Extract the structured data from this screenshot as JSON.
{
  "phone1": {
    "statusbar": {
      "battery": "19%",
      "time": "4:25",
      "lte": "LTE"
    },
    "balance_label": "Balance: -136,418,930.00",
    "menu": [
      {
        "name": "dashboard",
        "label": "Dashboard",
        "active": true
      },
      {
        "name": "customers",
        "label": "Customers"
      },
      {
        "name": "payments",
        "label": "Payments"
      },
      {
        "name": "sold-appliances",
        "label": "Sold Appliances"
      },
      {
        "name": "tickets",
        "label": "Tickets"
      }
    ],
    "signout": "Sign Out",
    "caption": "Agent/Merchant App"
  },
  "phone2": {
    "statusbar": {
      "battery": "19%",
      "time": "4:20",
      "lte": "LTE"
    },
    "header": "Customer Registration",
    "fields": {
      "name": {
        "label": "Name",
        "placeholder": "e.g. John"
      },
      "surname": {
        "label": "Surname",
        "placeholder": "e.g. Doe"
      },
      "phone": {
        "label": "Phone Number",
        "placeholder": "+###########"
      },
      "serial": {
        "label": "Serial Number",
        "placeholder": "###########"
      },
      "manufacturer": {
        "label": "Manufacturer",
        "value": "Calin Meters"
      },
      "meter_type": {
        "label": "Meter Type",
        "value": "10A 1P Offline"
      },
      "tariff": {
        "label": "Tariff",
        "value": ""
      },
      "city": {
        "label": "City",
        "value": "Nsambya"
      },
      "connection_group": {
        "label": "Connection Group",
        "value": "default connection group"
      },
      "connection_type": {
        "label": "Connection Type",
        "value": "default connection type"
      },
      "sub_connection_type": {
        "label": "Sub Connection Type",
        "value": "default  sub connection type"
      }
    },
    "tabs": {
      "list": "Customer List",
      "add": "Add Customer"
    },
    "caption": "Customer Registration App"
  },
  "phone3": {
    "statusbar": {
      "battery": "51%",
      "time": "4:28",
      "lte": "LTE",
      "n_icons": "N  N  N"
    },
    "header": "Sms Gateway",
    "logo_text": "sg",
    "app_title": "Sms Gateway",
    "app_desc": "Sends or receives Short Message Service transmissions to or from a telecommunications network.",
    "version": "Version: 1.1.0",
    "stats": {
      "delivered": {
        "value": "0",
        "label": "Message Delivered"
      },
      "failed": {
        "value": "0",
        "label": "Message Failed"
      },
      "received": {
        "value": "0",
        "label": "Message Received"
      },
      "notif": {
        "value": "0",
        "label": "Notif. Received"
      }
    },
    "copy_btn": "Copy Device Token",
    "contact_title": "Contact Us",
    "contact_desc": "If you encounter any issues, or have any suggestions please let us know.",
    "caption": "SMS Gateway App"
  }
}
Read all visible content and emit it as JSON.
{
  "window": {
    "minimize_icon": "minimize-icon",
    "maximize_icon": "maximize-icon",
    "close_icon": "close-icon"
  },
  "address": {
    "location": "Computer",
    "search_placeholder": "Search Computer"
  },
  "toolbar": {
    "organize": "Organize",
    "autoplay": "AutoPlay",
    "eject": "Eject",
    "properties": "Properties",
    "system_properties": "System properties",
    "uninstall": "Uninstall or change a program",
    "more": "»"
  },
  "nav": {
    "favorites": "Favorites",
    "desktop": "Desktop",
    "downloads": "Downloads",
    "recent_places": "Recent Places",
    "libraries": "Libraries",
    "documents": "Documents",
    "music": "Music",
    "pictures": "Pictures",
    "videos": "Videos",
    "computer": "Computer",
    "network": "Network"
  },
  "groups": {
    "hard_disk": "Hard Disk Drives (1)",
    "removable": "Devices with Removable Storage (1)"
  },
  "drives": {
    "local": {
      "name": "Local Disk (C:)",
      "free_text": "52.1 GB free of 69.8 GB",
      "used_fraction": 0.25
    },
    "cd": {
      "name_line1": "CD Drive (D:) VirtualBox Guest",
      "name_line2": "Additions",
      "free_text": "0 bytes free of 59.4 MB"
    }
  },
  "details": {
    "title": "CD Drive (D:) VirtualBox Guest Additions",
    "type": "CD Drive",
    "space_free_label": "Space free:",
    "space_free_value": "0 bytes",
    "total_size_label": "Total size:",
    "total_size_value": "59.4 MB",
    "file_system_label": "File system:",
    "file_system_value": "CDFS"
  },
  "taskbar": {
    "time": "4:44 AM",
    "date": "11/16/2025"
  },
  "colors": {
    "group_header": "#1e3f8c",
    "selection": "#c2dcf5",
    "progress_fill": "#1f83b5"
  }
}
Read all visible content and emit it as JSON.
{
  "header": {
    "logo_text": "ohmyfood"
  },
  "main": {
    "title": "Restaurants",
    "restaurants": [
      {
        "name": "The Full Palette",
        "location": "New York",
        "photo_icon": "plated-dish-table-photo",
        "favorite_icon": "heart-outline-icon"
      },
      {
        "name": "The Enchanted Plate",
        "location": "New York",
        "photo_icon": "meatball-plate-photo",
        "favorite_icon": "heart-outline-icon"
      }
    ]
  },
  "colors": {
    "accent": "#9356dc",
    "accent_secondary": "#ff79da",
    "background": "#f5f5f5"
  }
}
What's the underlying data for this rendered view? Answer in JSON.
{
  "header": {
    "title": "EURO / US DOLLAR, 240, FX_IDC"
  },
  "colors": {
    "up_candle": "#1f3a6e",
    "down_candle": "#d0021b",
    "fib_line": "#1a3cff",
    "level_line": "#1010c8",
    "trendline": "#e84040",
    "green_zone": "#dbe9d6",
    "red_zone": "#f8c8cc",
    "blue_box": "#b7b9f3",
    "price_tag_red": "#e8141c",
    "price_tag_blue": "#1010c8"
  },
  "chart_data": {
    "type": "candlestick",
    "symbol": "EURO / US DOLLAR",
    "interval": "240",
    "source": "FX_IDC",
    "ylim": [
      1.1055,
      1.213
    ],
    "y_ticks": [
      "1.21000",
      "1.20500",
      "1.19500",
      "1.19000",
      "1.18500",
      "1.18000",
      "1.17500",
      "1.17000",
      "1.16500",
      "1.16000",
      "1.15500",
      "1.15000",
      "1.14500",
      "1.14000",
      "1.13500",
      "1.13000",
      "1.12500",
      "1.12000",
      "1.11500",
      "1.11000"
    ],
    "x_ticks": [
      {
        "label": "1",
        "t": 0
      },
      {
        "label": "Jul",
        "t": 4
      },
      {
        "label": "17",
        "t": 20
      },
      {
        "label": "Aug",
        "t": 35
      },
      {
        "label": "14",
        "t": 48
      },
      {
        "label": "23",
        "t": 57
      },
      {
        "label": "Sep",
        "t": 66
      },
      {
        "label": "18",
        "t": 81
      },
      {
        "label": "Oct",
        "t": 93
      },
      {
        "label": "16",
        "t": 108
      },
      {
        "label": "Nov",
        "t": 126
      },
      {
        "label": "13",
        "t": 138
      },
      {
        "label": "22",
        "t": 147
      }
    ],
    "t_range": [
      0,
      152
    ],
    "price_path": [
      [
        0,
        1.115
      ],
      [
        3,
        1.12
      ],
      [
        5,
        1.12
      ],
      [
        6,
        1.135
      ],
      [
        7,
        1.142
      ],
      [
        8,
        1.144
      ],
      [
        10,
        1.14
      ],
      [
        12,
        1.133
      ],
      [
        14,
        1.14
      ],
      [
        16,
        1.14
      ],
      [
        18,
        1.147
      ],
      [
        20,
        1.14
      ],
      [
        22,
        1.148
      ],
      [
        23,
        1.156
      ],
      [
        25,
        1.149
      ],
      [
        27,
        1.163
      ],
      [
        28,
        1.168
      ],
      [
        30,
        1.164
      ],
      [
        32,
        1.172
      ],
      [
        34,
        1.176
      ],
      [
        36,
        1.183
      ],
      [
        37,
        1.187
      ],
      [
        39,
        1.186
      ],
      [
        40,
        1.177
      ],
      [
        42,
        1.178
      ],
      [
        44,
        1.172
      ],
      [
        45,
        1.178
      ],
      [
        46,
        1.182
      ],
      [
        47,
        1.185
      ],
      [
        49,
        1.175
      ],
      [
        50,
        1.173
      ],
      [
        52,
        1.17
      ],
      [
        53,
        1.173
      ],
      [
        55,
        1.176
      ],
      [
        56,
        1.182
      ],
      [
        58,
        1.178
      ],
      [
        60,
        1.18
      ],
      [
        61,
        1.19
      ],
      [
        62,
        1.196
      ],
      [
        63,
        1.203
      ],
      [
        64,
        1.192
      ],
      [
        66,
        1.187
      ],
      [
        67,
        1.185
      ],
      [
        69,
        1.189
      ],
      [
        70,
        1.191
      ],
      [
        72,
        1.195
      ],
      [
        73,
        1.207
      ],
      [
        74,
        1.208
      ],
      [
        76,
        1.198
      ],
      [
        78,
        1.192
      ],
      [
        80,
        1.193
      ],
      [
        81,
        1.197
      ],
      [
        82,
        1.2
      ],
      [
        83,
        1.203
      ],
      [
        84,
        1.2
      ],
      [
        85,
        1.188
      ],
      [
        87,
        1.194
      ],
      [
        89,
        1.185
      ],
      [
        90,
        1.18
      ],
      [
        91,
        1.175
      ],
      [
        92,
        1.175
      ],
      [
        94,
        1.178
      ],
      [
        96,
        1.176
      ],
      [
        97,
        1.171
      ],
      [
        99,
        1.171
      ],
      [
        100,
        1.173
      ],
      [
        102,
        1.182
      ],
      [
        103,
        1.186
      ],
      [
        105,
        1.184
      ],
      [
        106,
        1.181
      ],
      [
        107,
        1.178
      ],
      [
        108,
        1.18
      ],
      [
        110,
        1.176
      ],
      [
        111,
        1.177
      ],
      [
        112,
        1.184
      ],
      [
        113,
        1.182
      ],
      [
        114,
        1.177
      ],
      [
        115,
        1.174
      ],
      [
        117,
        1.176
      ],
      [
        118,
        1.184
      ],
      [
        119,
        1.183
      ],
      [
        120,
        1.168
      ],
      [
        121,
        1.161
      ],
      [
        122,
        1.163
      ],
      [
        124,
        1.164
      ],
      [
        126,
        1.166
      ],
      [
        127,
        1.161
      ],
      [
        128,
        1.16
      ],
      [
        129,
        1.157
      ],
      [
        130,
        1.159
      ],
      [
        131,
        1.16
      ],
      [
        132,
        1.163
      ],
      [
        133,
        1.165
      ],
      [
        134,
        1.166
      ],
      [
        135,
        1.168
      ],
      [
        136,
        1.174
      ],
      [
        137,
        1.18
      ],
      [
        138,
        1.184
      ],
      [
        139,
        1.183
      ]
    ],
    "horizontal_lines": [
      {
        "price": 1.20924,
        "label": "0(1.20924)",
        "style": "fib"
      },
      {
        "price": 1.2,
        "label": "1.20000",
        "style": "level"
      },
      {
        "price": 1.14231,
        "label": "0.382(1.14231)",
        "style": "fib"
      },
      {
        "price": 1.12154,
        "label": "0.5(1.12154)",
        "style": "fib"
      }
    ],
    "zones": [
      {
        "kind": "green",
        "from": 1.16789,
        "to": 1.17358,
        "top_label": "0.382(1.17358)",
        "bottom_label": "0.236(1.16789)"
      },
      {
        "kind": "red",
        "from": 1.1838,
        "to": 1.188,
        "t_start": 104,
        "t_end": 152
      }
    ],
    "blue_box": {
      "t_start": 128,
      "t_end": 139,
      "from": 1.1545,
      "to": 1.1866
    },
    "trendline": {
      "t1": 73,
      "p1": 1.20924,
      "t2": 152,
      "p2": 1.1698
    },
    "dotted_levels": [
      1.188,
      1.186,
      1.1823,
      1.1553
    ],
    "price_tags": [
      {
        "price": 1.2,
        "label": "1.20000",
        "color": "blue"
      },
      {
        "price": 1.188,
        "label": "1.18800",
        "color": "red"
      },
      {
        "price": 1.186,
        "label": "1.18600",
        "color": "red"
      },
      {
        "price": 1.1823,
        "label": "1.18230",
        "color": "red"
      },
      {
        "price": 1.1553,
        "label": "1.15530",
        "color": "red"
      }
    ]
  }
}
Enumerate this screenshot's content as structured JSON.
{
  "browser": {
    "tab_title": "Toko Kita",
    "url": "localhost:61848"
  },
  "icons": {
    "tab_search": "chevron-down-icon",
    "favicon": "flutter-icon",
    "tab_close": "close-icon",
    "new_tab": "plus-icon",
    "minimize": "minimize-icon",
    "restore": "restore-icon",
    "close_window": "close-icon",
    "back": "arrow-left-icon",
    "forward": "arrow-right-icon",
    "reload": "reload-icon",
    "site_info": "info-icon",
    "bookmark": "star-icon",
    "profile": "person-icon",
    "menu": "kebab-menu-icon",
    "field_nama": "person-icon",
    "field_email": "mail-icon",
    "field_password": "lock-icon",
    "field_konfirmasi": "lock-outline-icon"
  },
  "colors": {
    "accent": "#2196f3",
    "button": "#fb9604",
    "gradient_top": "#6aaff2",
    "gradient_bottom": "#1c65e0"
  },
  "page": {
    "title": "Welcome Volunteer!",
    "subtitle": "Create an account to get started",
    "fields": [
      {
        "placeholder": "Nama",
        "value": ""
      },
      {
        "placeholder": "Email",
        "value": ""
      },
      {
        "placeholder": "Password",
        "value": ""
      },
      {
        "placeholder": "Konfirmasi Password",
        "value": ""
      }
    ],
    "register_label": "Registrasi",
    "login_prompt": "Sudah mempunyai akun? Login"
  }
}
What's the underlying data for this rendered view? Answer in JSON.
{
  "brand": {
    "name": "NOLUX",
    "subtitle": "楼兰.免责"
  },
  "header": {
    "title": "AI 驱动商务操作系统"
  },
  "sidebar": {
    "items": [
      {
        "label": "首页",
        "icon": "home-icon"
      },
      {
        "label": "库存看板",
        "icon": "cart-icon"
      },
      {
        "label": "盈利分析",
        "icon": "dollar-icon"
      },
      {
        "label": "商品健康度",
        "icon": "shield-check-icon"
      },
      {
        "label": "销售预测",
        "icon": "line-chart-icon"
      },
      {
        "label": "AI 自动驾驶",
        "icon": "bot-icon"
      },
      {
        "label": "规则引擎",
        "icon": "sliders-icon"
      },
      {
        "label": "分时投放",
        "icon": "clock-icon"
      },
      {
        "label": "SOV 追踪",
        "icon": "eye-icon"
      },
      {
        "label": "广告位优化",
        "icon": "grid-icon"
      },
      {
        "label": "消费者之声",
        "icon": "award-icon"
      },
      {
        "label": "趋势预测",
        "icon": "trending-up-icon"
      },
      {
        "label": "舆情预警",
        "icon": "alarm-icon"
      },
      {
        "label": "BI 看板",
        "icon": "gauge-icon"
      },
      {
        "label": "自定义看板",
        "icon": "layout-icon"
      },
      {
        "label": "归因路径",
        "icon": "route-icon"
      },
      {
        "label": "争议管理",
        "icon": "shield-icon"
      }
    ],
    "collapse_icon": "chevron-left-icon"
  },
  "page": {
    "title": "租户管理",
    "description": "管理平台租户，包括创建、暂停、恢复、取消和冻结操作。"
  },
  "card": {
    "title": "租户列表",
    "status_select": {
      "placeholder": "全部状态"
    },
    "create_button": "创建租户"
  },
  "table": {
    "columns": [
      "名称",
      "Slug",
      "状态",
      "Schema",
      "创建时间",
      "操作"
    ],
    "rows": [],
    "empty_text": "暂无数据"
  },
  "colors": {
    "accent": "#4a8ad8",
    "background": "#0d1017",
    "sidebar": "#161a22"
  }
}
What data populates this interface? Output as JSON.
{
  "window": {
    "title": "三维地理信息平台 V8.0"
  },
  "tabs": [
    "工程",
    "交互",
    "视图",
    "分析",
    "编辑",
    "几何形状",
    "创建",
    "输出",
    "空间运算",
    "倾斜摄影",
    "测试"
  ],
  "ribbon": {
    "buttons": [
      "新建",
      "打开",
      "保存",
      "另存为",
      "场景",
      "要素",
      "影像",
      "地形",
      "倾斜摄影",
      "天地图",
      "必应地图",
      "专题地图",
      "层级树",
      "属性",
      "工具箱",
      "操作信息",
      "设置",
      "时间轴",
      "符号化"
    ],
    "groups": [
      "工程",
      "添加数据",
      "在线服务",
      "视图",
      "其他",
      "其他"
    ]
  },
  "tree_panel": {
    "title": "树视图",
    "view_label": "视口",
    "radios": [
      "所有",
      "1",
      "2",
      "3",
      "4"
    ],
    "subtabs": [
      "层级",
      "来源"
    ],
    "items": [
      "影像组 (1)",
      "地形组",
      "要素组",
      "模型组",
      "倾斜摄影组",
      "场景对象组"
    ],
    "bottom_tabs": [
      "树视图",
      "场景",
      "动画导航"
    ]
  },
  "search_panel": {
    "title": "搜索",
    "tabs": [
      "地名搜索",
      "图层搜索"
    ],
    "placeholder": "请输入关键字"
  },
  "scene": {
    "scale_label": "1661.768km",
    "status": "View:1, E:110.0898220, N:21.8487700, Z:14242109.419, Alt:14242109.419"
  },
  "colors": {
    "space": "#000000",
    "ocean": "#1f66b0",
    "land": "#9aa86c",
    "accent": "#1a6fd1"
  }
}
-----
• [Your instructions]
Pick out the lines that have the word "properties". Copy them all.

• [Expected answer]
    "properties": "Properties",
    "system_properties": "System properties",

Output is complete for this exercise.